→ GIVEN INSTRUCTION: The entries below should be quoted exactly, with no pictures carried over.

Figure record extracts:
_ _ _

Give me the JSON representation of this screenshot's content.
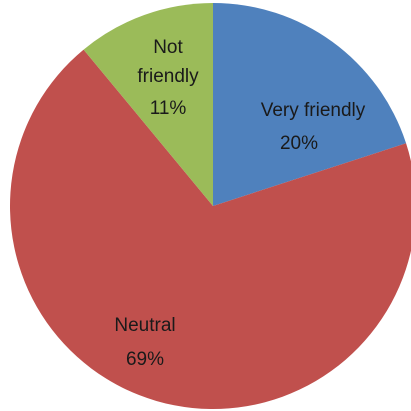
{
  "chart_data": {
    "type": "pie",
    "categories": [
      "Very friendly",
      "Neutral",
      "Not friendly"
    ],
    "values": [
      20,
      69,
      11
    ],
    "value_labels": [
      "20%",
      "69%",
      "11%"
    ],
    "colors": [
      "#4f81bd",
      "#c0504d",
      "#9bbb59"
    ],
    "start_angle_deg": 0,
    "direction": "clockwise",
    "legend": "none"
  }
}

_ _ _

→ RESULT OF THIS EXERCISE:
Give me the JSON representation of this screenshot's content.
{
  "chart_data": {
    "type": "pie",
    "categories": [
      "Very friendly",
      "Neutral",
      "Not friendly"
    ],
    "values": [
      20,
      69,
      11
    ],
    "value_labels": [
      "20%",
      "69%",
      "11%"
    ],
    "colors": [
      "#4f81bd",
      "#c0504d",
      "#9bbb59"
    ],
    "start_angle_deg": 0,
    "direction": "clockwise",
    "legend": "none"
  }
}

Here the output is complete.